§ TASK TO CARRY OUT: Rename every instance of "legend-label" to "legend-text" throughout the entries, and reproduce all of them with nothing else changed.

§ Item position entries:
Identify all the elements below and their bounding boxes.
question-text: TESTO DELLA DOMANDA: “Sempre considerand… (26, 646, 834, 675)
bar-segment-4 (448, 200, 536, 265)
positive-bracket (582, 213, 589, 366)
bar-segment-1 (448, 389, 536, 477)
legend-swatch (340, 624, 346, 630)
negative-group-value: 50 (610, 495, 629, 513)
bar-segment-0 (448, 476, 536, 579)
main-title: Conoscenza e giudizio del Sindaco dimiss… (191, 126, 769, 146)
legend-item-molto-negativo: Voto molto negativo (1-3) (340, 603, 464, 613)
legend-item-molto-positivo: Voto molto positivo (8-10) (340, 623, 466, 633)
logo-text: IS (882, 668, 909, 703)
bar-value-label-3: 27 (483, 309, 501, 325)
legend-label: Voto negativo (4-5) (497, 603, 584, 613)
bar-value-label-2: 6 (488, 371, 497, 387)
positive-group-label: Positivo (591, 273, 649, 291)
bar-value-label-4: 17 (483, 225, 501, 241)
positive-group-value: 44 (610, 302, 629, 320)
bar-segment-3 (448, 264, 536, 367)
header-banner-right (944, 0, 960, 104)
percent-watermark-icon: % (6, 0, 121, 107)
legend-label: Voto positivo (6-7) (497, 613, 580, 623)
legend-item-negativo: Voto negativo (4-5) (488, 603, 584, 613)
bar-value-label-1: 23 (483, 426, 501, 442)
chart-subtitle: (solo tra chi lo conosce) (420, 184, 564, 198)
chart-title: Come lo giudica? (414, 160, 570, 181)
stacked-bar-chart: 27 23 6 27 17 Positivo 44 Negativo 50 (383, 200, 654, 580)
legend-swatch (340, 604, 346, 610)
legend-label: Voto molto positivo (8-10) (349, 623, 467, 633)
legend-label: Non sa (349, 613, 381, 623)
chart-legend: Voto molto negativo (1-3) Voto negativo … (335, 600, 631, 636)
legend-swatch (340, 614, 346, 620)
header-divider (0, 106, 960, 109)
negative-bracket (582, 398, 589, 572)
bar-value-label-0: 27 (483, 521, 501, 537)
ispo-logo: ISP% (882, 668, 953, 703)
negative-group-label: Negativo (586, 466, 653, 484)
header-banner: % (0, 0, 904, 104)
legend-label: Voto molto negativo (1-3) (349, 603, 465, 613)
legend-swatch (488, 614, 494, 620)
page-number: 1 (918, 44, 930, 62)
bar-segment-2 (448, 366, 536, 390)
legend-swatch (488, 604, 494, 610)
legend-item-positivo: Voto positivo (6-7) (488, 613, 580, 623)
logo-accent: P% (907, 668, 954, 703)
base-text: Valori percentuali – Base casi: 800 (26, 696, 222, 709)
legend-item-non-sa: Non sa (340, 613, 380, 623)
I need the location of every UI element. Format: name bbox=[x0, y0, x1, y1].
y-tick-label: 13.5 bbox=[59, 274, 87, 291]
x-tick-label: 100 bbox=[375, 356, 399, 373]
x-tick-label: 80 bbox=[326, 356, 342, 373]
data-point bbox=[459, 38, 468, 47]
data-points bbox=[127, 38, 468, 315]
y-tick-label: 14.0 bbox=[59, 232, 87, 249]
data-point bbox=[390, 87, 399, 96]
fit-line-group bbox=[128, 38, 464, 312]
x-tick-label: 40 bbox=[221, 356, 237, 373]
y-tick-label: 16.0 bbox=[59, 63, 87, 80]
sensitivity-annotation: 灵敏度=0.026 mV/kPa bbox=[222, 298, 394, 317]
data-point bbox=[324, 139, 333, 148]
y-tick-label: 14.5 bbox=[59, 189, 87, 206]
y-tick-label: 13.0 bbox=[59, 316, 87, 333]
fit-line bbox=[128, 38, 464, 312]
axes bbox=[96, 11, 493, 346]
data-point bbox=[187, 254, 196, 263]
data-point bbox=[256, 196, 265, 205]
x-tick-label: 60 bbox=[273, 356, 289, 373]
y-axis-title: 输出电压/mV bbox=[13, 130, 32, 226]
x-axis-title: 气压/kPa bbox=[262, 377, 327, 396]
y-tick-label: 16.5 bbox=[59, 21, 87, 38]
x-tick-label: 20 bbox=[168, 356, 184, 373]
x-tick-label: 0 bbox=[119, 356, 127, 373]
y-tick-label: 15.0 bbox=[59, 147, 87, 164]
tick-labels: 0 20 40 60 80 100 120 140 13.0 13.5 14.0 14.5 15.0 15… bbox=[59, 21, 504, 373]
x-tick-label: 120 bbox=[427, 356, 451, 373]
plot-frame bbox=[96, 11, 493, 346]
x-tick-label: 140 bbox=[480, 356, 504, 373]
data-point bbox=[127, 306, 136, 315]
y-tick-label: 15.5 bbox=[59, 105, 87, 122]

§ ANSWER TO THIS TASK:
Identify all the elements below and their bounding boxes.
question-text: TESTO DELLA DOMANDA: “Sempre considerand… (26, 646, 834, 675)
bar-segment-4 (448, 200, 536, 265)
positive-bracket (582, 213, 589, 366)
bar-segment-1 (448, 389, 536, 477)
legend-swatch (340, 624, 346, 630)
negative-group-value: 50 (610, 495, 629, 513)
bar-segment-0 (448, 476, 536, 579)
main-title: Conoscenza e giudizio del Sindaco dimiss… (191, 126, 769, 146)
legend-item-molto-negativo: Voto molto negativo (1-3) (340, 603, 464, 613)
legend-item-molto-positivo: Voto molto positivo (8-10) (340, 623, 466, 633)
logo-text: IS (882, 668, 909, 703)
bar-value-label-3: 27 (483, 309, 501, 325)
legend-text: Voto negativo (4-5) (497, 603, 584, 613)
bar-value-label-2: 6 (488, 371, 497, 387)
positive-group-label: Positivo (591, 273, 649, 291)
bar-value-label-4: 17 (483, 225, 501, 241)
positive-group-value: 44 (610, 302, 629, 320)
bar-segment-3 (448, 264, 536, 367)
header-banner-right (944, 0, 960, 104)
percent-watermark-icon: % (6, 0, 121, 107)
legend-text: Voto positivo (6-7) (497, 613, 580, 623)
legend-item-negativo: Voto negativo (4-5) (488, 603, 584, 613)
bar-value-label-1: 23 (483, 426, 501, 442)
chart-subtitle: (solo tra chi lo conosce) (420, 184, 564, 198)
chart-title: Come lo giudica? (414, 160, 570, 181)
stacked-bar-chart: 27 23 6 27 17 Positivo 44 Negativo 50 (383, 200, 654, 580)
legend-swatch (340, 604, 346, 610)
legend-text: Voto molto positivo (8-10) (349, 623, 467, 633)
legend-text: Non sa (349, 613, 381, 623)
chart-legend: Voto molto negativo (1-3) Voto negativo … (335, 600, 631, 636)
legend-swatch (340, 614, 346, 620)
header-divider (0, 106, 960, 109)
negative-bracket (582, 398, 589, 572)
bar-value-label-0: 27 (483, 521, 501, 537)
ispo-logo: ISP% (882, 668, 953, 703)
negative-group-label: Negativo (586, 466, 653, 484)
header-banner: % (0, 0, 904, 104)
legend-text: Voto molto negativo (1-3) (349, 603, 465, 613)
legend-swatch (488, 614, 494, 620)
page-number: 1 (918, 44, 930, 62)
bar-segment-2 (448, 366, 536, 390)
legend-swatch (488, 604, 494, 610)
legend-item-positivo: Voto positivo (6-7) (488, 613, 580, 623)
logo-accent: P% (907, 668, 954, 703)
base-text: Valori percentuali – Base casi: 800 (26, 696, 222, 709)
legend-item-non-sa: Non sa (340, 613, 380, 623)
I need the location of every UI element. Format: name bbox=[x0, y0, x1, y1].
y-tick-label: 13.5 bbox=[59, 274, 87, 291]
x-tick-label: 100 bbox=[375, 356, 399, 373]
x-tick-label: 80 bbox=[326, 356, 342, 373]
data-point bbox=[459, 38, 468, 47]
data-points bbox=[127, 38, 468, 315]
y-tick-label: 14.0 bbox=[59, 232, 87, 249]
data-point bbox=[390, 87, 399, 96]
fit-line-group bbox=[128, 38, 464, 312]
x-tick-label: 40 bbox=[221, 356, 237, 373]
y-tick-label: 16.0 bbox=[59, 63, 87, 80]
sensitivity-annotation: 灵敏度=0.026 mV/kPa bbox=[222, 298, 394, 317]
data-point bbox=[324, 139, 333, 148]
y-tick-label: 14.5 bbox=[59, 189, 87, 206]
y-tick-label: 13.0 bbox=[59, 316, 87, 333]
fit-line bbox=[128, 38, 464, 312]
axes bbox=[96, 11, 493, 346]
data-point bbox=[187, 254, 196, 263]
data-point bbox=[256, 196, 265, 205]
x-tick-label: 60 bbox=[273, 356, 289, 373]
y-axis-title: 输出电压/mV bbox=[13, 130, 32, 226]
x-axis-title: 气压/kPa bbox=[262, 377, 327, 396]
y-tick-label: 16.5 bbox=[59, 21, 87, 38]
x-tick-label: 20 bbox=[168, 356, 184, 373]
x-tick-label: 0 bbox=[119, 356, 127, 373]
y-tick-label: 15.0 bbox=[59, 147, 87, 164]
tick-labels: 0 20 40 60 80 100 120 140 13.0 13.5 14.0 14.5 15.0 15… bbox=[59, 21, 504, 373]
x-tick-label: 120 bbox=[427, 356, 451, 373]
plot-frame bbox=[96, 11, 493, 346]
x-tick-label: 140 bbox=[480, 356, 504, 373]
data-point bbox=[127, 306, 136, 315]
y-tick-label: 15.5 bbox=[59, 105, 87, 122]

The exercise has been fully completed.